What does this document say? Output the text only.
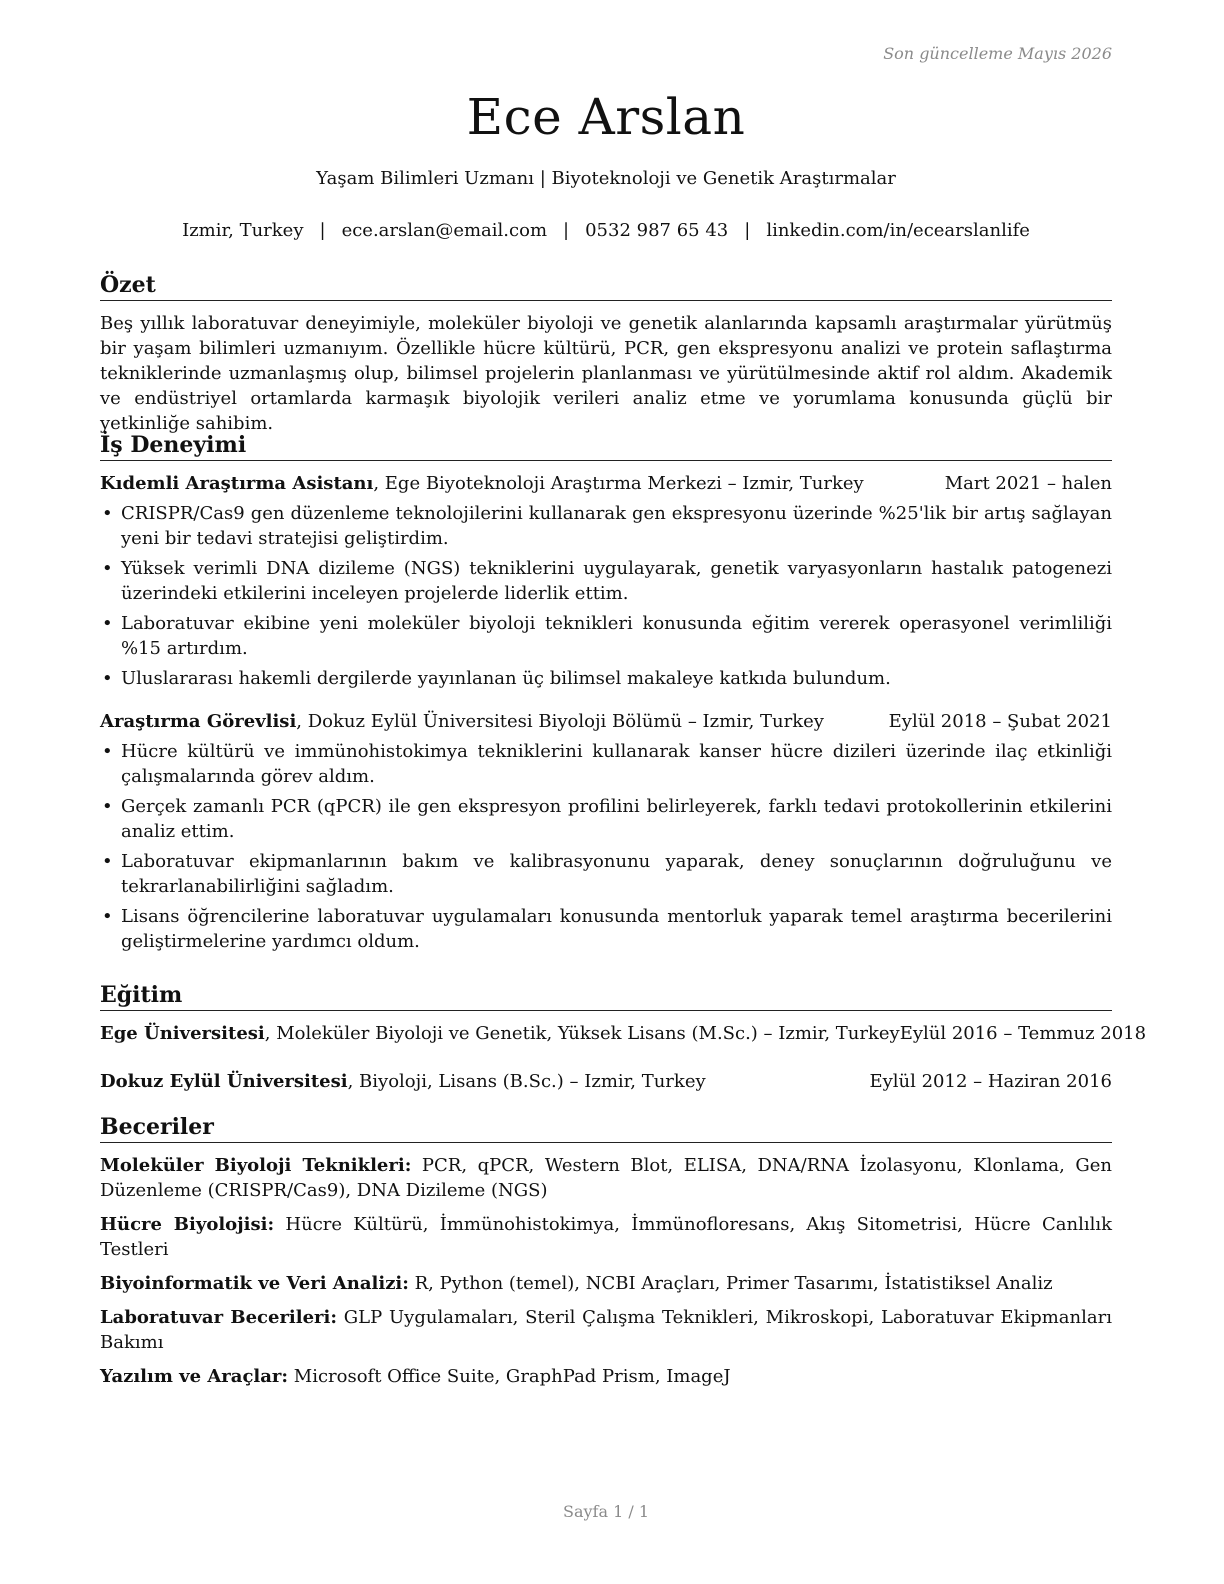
Son güncelleme Mayıs 2026
Ece Arslan
Yaşam Bilimleri Uzmanı | Biyoteknoloji ve Genetik Araştırmalar
Izmir, Turkey | ece.arslan@email.com | 0532 987 65 43 | linkedin.com/in/ecearslanlife
Özet

Beş yıllık laboratuvar deneyimiyle, moleküler biyoloji ve genetik alanlarında kapsamlı araştırmalar yürütmüş bir yaşam bilimleri uzmanıyım. Özellikle hücre kültürü, PCR, gen ekspresyonu analizi ve protein saflaştırma tekniklerinde uzmanlaşmış olup, bilimsel projelerin planlanması ve yürütülmesinde aktif rol aldım. Akademik ve endüstriyel ortamlarda karmaşık biyolojik verileri analiz etme ve yorumlama konusunda güçlü bir yetkinliğe sahibim.

İş Deneyimi
Kıdemli Araştırma Asistanı, Ege Biyoteknoloji Araştırma Merkezi – Izmir, Turkey	Mart 2021 – halen
• CRISPR/Cas9 gen düzenleme teknolojilerini kullanarak gen ekspresyonu üzerinde %25'lik bir artış sağlayan yeni bir tedavi stratejisi geliştirdim.
• Yüksek verimli DNA dizileme (NGS) tekniklerini uygulayarak, genetik varyasyonların hastalık patogenezi üzerindeki etkilerini inceleyen projelerde liderlik ettim.
• Laboratuvar ekibine yeni moleküler biyoloji teknikleri konusunda eğitim vererek operasyonel verimliliği %15 artırdım.
• Uluslararası hakemli dergilerde yayınlanan üç bilimsel makaleye katkıda bulundum.
Araştırma Görevlisi, Dokuz Eylül Üniversitesi Biyoloji Bölümü – Izmir, Turkey	Eylül 2018 – Şubat 2021
• Hücre kültürü ve immünohistokimya tekniklerini kullanarak kanser hücre dizileri üzerinde ilaç etkinliği çalışmalarında görev aldım.
• Gerçek zamanlı PCR (qPCR) ile gen ekspresyon profilini belirleyerek, farklı tedavi protokollerinin etkilerini analiz ettim.
• Laboratuvar ekipmanlarının bakım ve kalibrasyonunu yaparak, deney sonuçlarının doğruluğunu ve tekrarlanabilirliğini sağladım.
• Lisans öğrencilerine laboratuvar uygulamaları konusunda mentorluk yaparak temel araştırma becerilerini geliştirmelerine yardımcı oldum.
Eğitim
Ege Üniversitesi, Moleküler Biyoloji ve Genetik, Yüksek Lisans (M.Sc.) – Izmir, Turkey Eylül 2016 – Temmuz 2018
Dokuz Eylül Üniversitesi, Biyoloji, Lisans (B.Sc.) – Izmir, Turkey	Eylül 2012 – Haziran 2016
Beceriler
Moleküler Biyoloji Teknikleri: PCR, qPCR, Western Blot, ELISA, DNA/RNA İzolasyonu, Klonlama, Gen Düzenleme (CRISPR/Cas9), DNA Dizileme (NGS)
Hücre Biyolojisi: Hücre Kültürü, İmmünohistokimya, İmmünofloresans, Akış Sitometrisi, Hücre Canlılık Testleri
Biyoinformatik ve Veri Analizi: R, Python (temel), NCBI Araçları, Primer Tasarımı, İstatistiksel Analiz
Laboratuvar Becerileri: GLP Uygulamaları, Steril Çalışma Teknikleri, Mikroskopi, Laboratuvar Ekipmanları Bakımı
Yazılım ve Araçlar: Microsoft Office Suite, GraphPad Prism, ImageJ
Sayfa 1 / 1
++++++
Among the entries, find every line holding "Biyoteknoloji" and return it.

Yaşam Bilimleri Uzmanı | Biyoteknoloji ve Genetik Araştırmalar
Kıdemli Araştırma Asistanı, Ege Biyoteknoloji Araştırma Merkezi – Izmir, Turkey	Mart 2021 – halen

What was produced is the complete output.